• GIVEN DATA:
# # # # # # #
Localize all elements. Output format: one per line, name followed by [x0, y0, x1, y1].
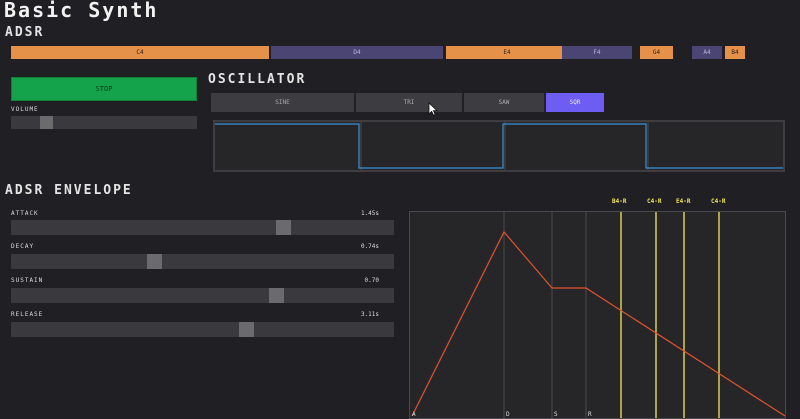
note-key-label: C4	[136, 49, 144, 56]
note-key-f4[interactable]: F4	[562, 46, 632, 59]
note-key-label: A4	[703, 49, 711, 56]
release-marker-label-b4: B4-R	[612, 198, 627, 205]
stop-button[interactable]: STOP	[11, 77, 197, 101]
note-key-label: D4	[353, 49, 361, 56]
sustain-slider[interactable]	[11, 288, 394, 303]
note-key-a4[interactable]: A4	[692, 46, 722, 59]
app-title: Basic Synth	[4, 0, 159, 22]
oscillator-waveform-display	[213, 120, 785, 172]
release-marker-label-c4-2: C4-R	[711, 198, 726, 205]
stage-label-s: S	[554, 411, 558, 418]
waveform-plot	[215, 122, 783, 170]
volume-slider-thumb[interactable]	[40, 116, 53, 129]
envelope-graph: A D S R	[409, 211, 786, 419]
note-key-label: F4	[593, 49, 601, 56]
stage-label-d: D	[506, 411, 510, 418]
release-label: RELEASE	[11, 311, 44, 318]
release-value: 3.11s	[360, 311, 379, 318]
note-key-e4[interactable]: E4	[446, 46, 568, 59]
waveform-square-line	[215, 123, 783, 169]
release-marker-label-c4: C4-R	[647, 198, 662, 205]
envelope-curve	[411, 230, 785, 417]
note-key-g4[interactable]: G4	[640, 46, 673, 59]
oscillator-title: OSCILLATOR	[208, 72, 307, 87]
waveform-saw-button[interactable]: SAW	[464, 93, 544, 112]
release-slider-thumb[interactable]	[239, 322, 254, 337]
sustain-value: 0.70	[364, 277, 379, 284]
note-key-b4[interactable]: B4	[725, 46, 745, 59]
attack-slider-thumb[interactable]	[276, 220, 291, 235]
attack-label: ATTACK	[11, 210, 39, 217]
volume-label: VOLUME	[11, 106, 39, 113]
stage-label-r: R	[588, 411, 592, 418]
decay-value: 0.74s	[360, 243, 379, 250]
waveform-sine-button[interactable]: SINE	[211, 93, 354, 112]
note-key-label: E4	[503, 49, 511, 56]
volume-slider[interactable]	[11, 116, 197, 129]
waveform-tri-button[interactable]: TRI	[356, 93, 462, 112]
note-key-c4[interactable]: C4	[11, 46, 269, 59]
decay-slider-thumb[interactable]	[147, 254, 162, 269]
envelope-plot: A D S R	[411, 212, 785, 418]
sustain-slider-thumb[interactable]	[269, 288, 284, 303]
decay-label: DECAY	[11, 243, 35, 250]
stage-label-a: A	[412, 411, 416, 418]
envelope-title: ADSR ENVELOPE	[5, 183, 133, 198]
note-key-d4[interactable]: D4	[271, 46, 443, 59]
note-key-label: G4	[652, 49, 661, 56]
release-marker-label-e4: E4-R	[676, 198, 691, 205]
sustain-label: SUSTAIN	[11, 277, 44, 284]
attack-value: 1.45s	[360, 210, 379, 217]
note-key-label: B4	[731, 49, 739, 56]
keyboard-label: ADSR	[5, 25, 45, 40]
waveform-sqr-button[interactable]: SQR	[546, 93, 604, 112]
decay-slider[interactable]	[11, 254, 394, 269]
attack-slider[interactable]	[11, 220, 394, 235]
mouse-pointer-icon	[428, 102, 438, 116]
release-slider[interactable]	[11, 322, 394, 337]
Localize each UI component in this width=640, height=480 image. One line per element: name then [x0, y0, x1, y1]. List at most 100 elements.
# # # # # # #
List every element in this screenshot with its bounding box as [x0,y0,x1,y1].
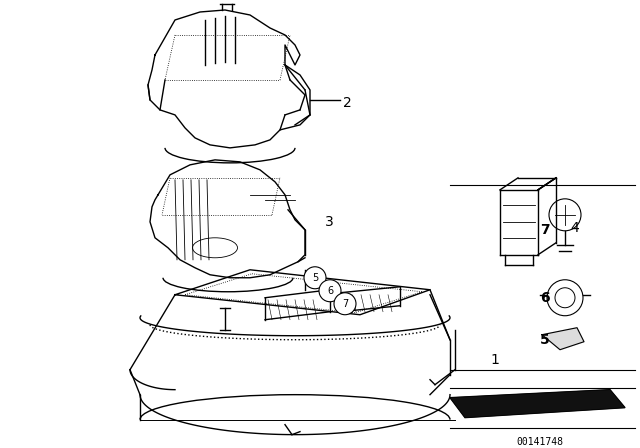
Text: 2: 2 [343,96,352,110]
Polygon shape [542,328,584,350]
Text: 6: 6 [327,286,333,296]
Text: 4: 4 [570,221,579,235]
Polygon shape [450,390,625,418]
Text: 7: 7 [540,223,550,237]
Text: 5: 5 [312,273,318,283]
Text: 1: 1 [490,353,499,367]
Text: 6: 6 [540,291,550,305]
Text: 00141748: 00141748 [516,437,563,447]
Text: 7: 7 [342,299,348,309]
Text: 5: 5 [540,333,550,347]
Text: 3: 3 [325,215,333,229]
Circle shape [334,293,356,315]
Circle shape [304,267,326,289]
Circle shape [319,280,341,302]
# # # # # # #
• EXERCISE: From the material above, take the lines starting with the line that contains "49, 144, 56]" and going on through the line that contains "0, 159, 22]", and arrange them as a numbered list with no blank lines.

• OUTPUT OF THE EXERCISE:
1. note-key-label: C4	[136, 49, 144, 56]
2. note-key-f4[interactable]: F4	[562, 46, 632, 59]
3. note-key-label: A4	[703, 49, 711, 56]
4. release-marker-label-b4: B4-R	[612, 198, 627, 205]
5. stop-button[interactable]: STOP	[11, 77, 197, 101]
6. note-key-label: D4	[353, 49, 361, 56]
7. sustain-slider[interactable]	[11, 288, 394, 303]
8. note-key-a4[interactable]: A4	[692, 46, 722, 59]
9. app-title: Basic Synth	[4, 0, 159, 22]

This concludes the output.